→ The exercise: For every line in the data below that contains "JSON", copy the line.

→ Working data:
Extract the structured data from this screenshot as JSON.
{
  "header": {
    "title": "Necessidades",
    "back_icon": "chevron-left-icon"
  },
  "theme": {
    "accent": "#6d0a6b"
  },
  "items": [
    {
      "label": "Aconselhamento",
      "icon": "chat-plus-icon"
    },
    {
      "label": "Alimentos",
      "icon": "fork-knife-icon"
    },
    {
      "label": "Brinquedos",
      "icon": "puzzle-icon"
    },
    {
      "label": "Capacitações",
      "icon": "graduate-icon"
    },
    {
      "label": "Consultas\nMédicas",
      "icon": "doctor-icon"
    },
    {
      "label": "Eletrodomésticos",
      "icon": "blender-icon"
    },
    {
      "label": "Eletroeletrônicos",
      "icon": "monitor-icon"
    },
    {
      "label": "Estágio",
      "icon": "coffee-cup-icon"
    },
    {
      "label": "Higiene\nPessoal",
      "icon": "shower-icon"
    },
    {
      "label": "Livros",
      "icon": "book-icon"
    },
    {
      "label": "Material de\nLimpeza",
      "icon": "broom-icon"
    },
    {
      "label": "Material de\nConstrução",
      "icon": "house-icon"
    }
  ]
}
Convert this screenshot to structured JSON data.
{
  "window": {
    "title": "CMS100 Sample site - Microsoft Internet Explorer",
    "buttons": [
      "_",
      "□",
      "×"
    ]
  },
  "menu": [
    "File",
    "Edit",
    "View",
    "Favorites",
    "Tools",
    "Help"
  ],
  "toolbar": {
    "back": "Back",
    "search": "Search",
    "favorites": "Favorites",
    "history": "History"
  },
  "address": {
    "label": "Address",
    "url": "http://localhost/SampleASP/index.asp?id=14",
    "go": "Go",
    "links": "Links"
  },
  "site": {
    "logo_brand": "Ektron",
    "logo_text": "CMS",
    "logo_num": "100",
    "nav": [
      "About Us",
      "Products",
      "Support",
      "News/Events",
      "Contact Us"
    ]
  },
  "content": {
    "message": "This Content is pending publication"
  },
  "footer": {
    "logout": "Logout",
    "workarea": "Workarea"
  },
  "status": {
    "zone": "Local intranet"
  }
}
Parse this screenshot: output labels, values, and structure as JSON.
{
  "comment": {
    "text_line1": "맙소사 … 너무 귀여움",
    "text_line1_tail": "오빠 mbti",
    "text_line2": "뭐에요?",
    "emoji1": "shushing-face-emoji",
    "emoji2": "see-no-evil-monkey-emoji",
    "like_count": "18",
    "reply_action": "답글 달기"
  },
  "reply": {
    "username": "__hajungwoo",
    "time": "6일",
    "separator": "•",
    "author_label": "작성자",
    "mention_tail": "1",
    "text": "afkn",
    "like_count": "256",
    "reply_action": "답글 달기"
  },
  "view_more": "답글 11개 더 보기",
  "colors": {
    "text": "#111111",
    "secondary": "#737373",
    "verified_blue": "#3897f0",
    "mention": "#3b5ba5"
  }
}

→ Task output:
Extract the structured data from this screenshot as JSON.
Convert this screenshot to structured JSON data.
Parse this screenshot: output labels, values, and structure as JSON.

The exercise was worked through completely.